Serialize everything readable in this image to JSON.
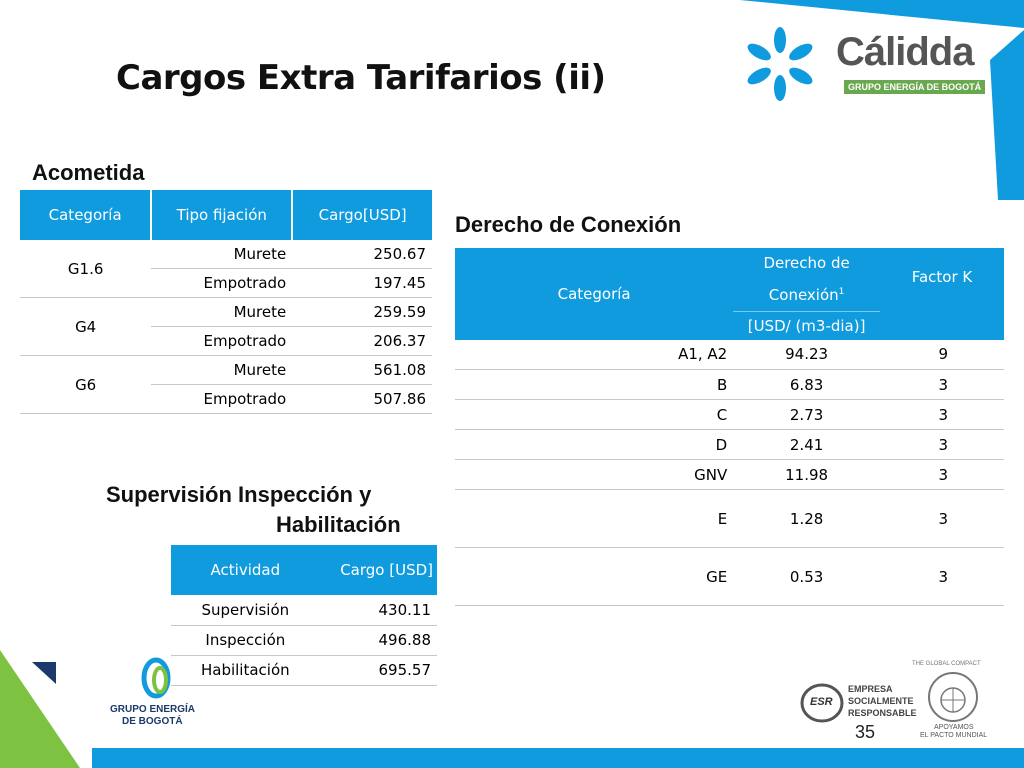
{
  "title": "Cargos Extra Tarifarios (ii)",
  "page_number": "35",
  "colors": {
    "accent": "#0f9bde",
    "green": "#7ec242",
    "dark_blue": "#1b3a6b"
  },
  "logo": {
    "brand": "Cálidda",
    "sub": "GRUPO ENERGÍA DE BOGOTÁ"
  },
  "bottom_logo": {
    "line1": "GRUPO ENERGÍA",
    "line2": "DE BOGOTÁ"
  },
  "esr": {
    "badge": "ESR",
    "line1": "EMPRESA",
    "line2": "SOCIALMENTE",
    "line3": "RESPONSABLE"
  },
  "global_compact": {
    "ring": "THE GLOBAL COMPACT",
    "line1": "APOYAMOS",
    "line2": "EL PACTO MUNDIAL"
  },
  "acometida": {
    "heading": "Acometida",
    "headers": [
      "Categoría",
      "Tipo fijación",
      "Cargo[USD]"
    ],
    "rows": [
      {
        "cat": "G1.6",
        "tipo": "Murete",
        "cargo": "250.67"
      },
      {
        "cat": "",
        "tipo": "Empotrado",
        "cargo": "197.45"
      },
      {
        "cat": "G4",
        "tipo": "Murete",
        "cargo": "259.59"
      },
      {
        "cat": "",
        "tipo": "Empotrado",
        "cargo": "206.37"
      },
      {
        "cat": "G6",
        "tipo": "Murete",
        "cargo": "561.08"
      },
      {
        "cat": "",
        "tipo": "Empotrado",
        "cargo": "507.86"
      }
    ]
  },
  "derecho": {
    "heading": "Derecho de Conexión",
    "header_cat": "Categoría",
    "header_dc_line1": "Derecho de",
    "header_dc_line2": "Conexión",
    "header_dc_sup": "1",
    "header_dc_unit": "[USD/ (m3-dia)]",
    "header_k": "Factor K",
    "rows": [
      {
        "cat": "A1, A2",
        "dc": "94.23",
        "k": "9"
      },
      {
        "cat": "B",
        "dc": "6.83",
        "k": "3"
      },
      {
        "cat": "C",
        "dc": "2.73",
        "k": "3"
      },
      {
        "cat": "D",
        "dc": "2.41",
        "k": "3"
      },
      {
        "cat": "GNV",
        "dc": "11.98",
        "k": "3"
      },
      {
        "cat": "E",
        "dc": "1.28",
        "k": "3"
      },
      {
        "cat": "GE",
        "dc": "0.53",
        "k": "3"
      }
    ]
  },
  "supervision": {
    "heading_line1": "Supervisión Inspección y",
    "heading_line2": "Habilitación",
    "headers": [
      "Actividad",
      "Cargo  [USD]"
    ],
    "rows": [
      {
        "act": "Supervisión",
        "cargo": "430.11"
      },
      {
        "act": "Inspección",
        "cargo": "496.88"
      },
      {
        "act": "Habilitación",
        "cargo": "695.57"
      }
    ]
  }
}
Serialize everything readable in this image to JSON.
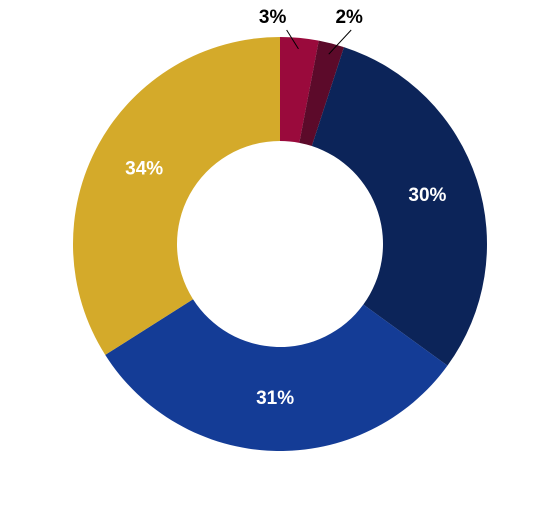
{
  "chart_data": {
    "type": "donut",
    "values": [
      3,
      2,
      30,
      31,
      34
    ],
    "value_labels": [
      "3%",
      "2%",
      "30%",
      "31%",
      "34%"
    ],
    "colors": [
      "#9a0a3c",
      "#5c0a2a",
      "#0c2459",
      "#143c96",
      "#d4aa2a"
    ]
  }
}
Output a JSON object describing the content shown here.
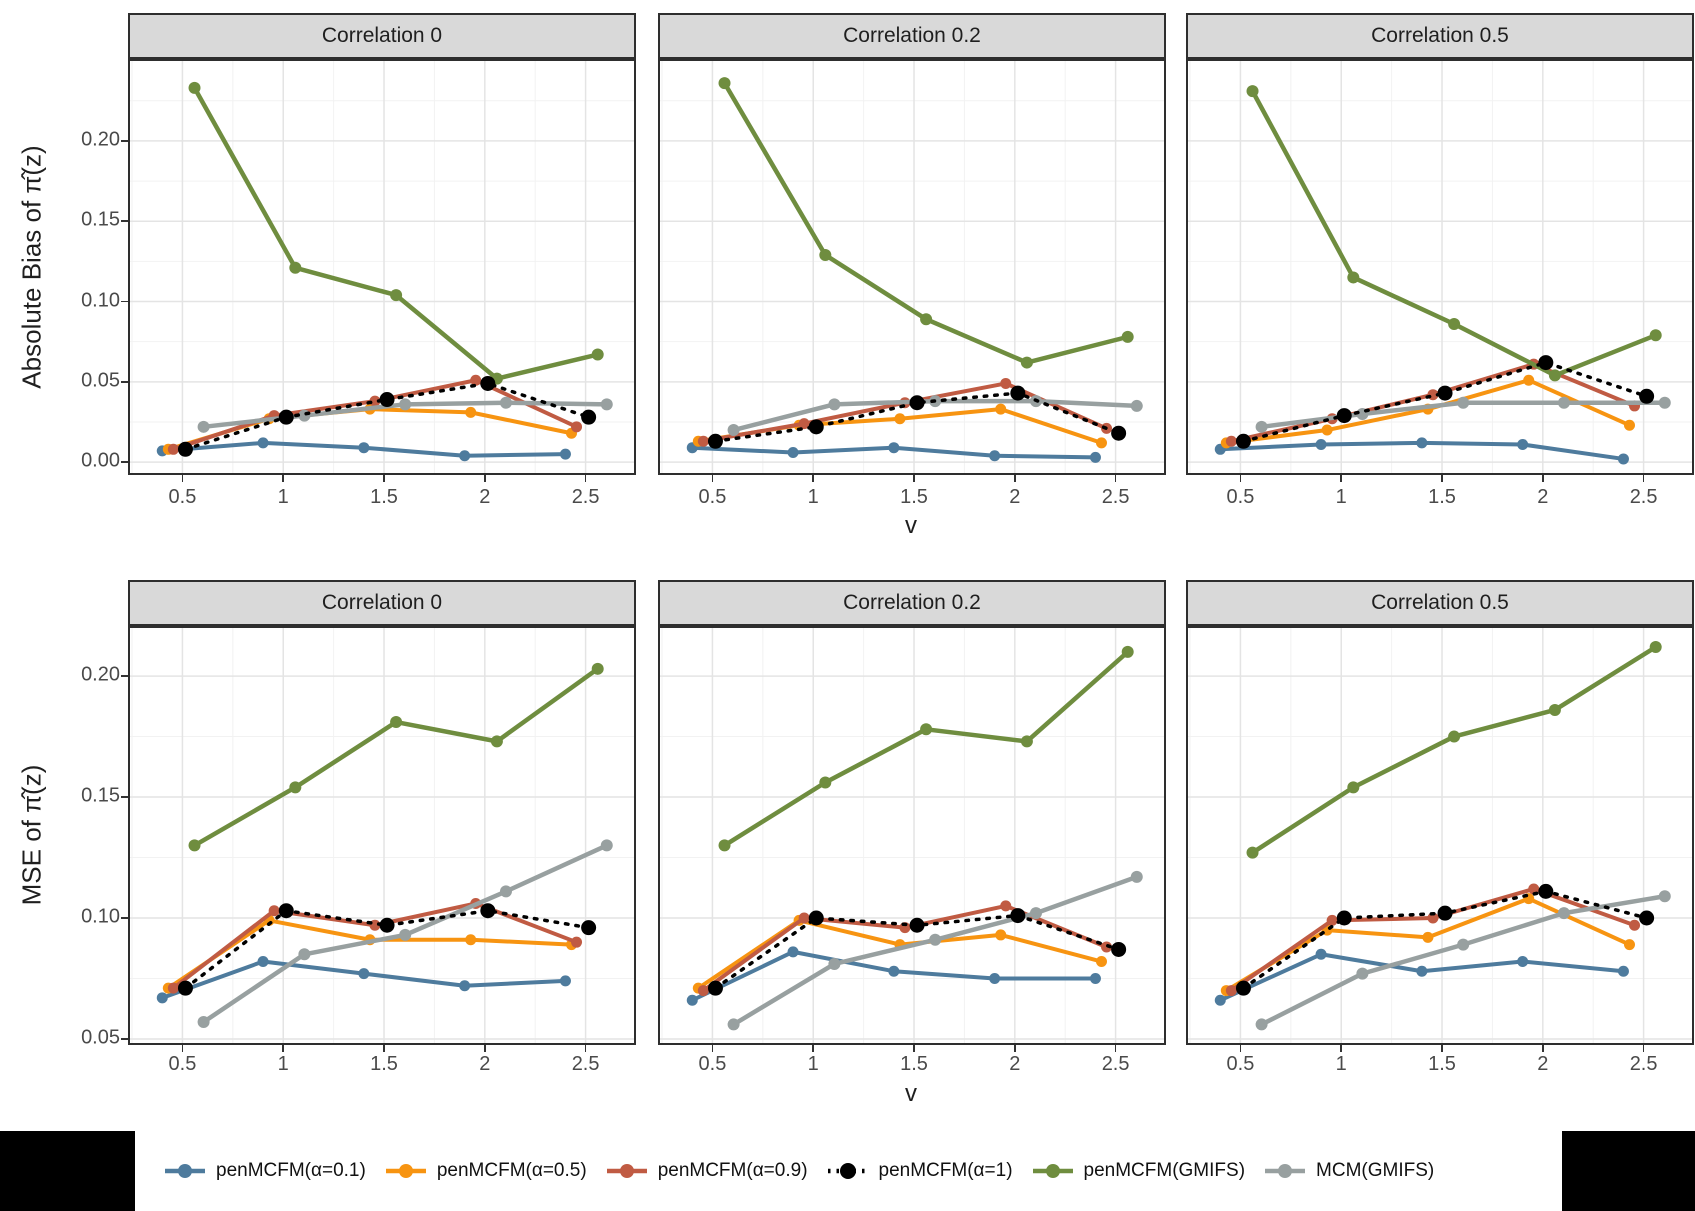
{
  "styles": {
    "background": "#ffffff",
    "strip_fill": "#d9d9d9",
    "panel_border": "#2e2e2e",
    "grid_major": "#e4e4e4",
    "grid_minor": "#f2f2f2",
    "axis_text": "#4a4a4a",
    "tick_mark": "#333333",
    "mask": "#000000"
  },
  "series_meta": [
    {
      "id": "alpha01",
      "label": "penMCFM(α=0.1)",
      "color": "#4e7b9d",
      "x_offset": -0.1,
      "dash": "",
      "line_width": 4,
      "point_r": 5.5
    },
    {
      "id": "alpha05",
      "label": "penMCFM(α=0.5)",
      "color": "#f79411",
      "x_offset": -0.07,
      "dash": "",
      "line_width": 4,
      "point_r": 5.5
    },
    {
      "id": "alpha09",
      "label": "penMCFM(α=0.9)",
      "color": "#c05b43",
      "x_offset": -0.045,
      "dash": "",
      "line_width": 4,
      "point_r": 5.5
    },
    {
      "id": "alpha1",
      "label": "penMCFM(α=1)",
      "color": "#000000",
      "x_offset": 0.015,
      "dash": "2.5 8",
      "line_width": 3.5,
      "point_r": 7.5
    },
    {
      "id": "gmifs",
      "label": "penMCFM(GMIFS)",
      "color": "#6f8d3f",
      "x_offset": 0.06,
      "dash": "",
      "line_width": 4.5,
      "point_r": 6
    },
    {
      "id": "mcm",
      "label": "MCM(GMIFS)",
      "color": "#98a0a0",
      "x_offset": 0.105,
      "dash": "",
      "line_width": 4.5,
      "point_r": 6
    }
  ],
  "chart_data": {
    "type": "line",
    "x": [
      0.5,
      1,
      1.5,
      2,
      2.5
    ],
    "xlabel": "v",
    "x_tick_labels": [
      "0.5",
      "1",
      "1.5",
      "2",
      "2.5"
    ],
    "x_domain": [
      0.23,
      2.75
    ],
    "grid": true,
    "legend_position": "bottom",
    "facet_columns": [
      "Correlation 0",
      "Correlation 0.2",
      "Correlation 0.5"
    ],
    "rows": [
      {
        "ylabel": "Absolute Bias of π̂(z)",
        "ylim": [
          -0.008,
          0.251
        ],
        "y_ticks": [
          0.0,
          0.05,
          0.1,
          0.15,
          0.2
        ],
        "y_tick_labels": [
          "0.00",
          "0.05",
          "0.10",
          "0.15",
          "0.20"
        ],
        "panels": [
          {
            "facet": "Correlation 0",
            "series": {
              "alpha01": [
                0.007,
                0.012,
                0.009,
                0.004,
                0.005
              ],
              "alpha05": [
                0.008,
                0.027,
                0.033,
                0.031,
                0.018
              ],
              "alpha09": [
                0.008,
                0.029,
                0.038,
                0.051,
                0.022
              ],
              "alpha1": [
                0.008,
                0.028,
                0.039,
                0.049,
                0.028
              ],
              "gmifs": [
                0.233,
                0.121,
                0.104,
                0.052,
                0.067
              ],
              "mcm": [
                0.022,
                0.029,
                0.036,
                0.037,
                0.036
              ]
            }
          },
          {
            "facet": "Correlation 0.2",
            "series": {
              "alpha01": [
                0.009,
                0.006,
                0.009,
                0.004,
                0.003
              ],
              "alpha05": [
                0.013,
                0.023,
                0.027,
                0.033,
                0.012
              ],
              "alpha09": [
                0.013,
                0.024,
                0.037,
                0.049,
                0.021
              ],
              "alpha1": [
                0.013,
                0.022,
                0.037,
                0.043,
                0.018
              ],
              "gmifs": [
                0.236,
                0.129,
                0.089,
                0.062,
                0.078
              ],
              "mcm": [
                0.02,
                0.036,
                0.038,
                0.038,
                0.035
              ]
            }
          },
          {
            "facet": "Correlation 0.5",
            "series": {
              "alpha01": [
                0.008,
                0.011,
                0.012,
                0.011,
                0.002
              ],
              "alpha05": [
                0.012,
                0.02,
                0.033,
                0.051,
                0.023
              ],
              "alpha09": [
                0.013,
                0.027,
                0.042,
                0.061,
                0.035
              ],
              "alpha1": [
                0.013,
                0.029,
                0.043,
                0.062,
                0.041
              ],
              "gmifs": [
                0.231,
                0.115,
                0.086,
                0.054,
                0.079
              ],
              "mcm": [
                0.022,
                0.03,
                0.037,
                0.037,
                0.037
              ]
            }
          }
        ]
      },
      {
        "ylabel": "MSE of π̂(z)",
        "ylim": [
          0.0475,
          0.2207
        ],
        "y_ticks": [
          0.05,
          0.1,
          0.15,
          0.2
        ],
        "y_tick_labels": [
          "0.05",
          "0.10",
          "0.15",
          "0.20"
        ],
        "panels": [
          {
            "facet": "Correlation 0",
            "series": {
              "alpha01": [
                0.067,
                0.082,
                0.077,
                0.072,
                0.074
              ],
              "alpha05": [
                0.071,
                0.099,
                0.091,
                0.091,
                0.089
              ],
              "alpha09": [
                0.071,
                0.103,
                0.097,
                0.106,
                0.09
              ],
              "alpha1": [
                0.071,
                0.103,
                0.097,
                0.103,
                0.096
              ],
              "gmifs": [
                0.13,
                0.154,
                0.181,
                0.173,
                0.203
              ],
              "mcm": [
                0.057,
                0.085,
                0.093,
                0.111,
                0.13
              ]
            }
          },
          {
            "facet": "Correlation 0.2",
            "series": {
              "alpha01": [
                0.066,
                0.086,
                0.078,
                0.075,
                0.075
              ],
              "alpha05": [
                0.071,
                0.099,
                0.089,
                0.093,
                0.082
              ],
              "alpha09": [
                0.07,
                0.1,
                0.096,
                0.105,
                0.088
              ],
              "alpha1": [
                0.071,
                0.1,
                0.097,
                0.101,
                0.087
              ],
              "gmifs": [
                0.13,
                0.156,
                0.178,
                0.173,
                0.21
              ],
              "mcm": [
                0.056,
                0.081,
                0.091,
                0.102,
                0.117
              ]
            }
          },
          {
            "facet": "Correlation 0.5",
            "series": {
              "alpha01": [
                0.066,
                0.085,
                0.078,
                0.082,
                0.078
              ],
              "alpha05": [
                0.07,
                0.095,
                0.092,
                0.108,
                0.089
              ],
              "alpha09": [
                0.07,
                0.099,
                0.1,
                0.112,
                0.097
              ],
              "alpha1": [
                0.071,
                0.1,
                0.102,
                0.111,
                0.1
              ],
              "gmifs": [
                0.127,
                0.154,
                0.175,
                0.186,
                0.212
              ],
              "mcm": [
                0.056,
                0.077,
                0.089,
                0.102,
                0.109
              ]
            }
          }
        ]
      }
    ]
  }
}
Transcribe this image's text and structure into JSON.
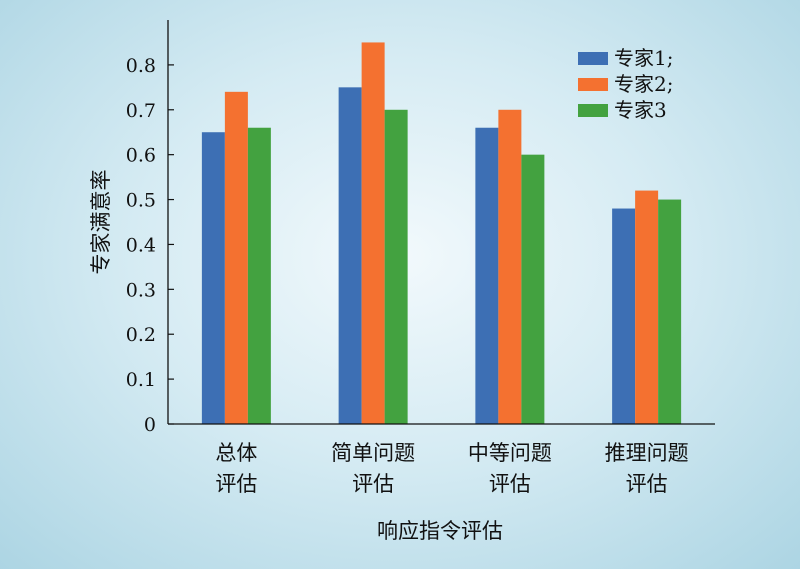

____

§ The request:
Report the count of lines in the entries that contain the string "ENERGÍA", and nothing besides it.

§ Response to this task:
2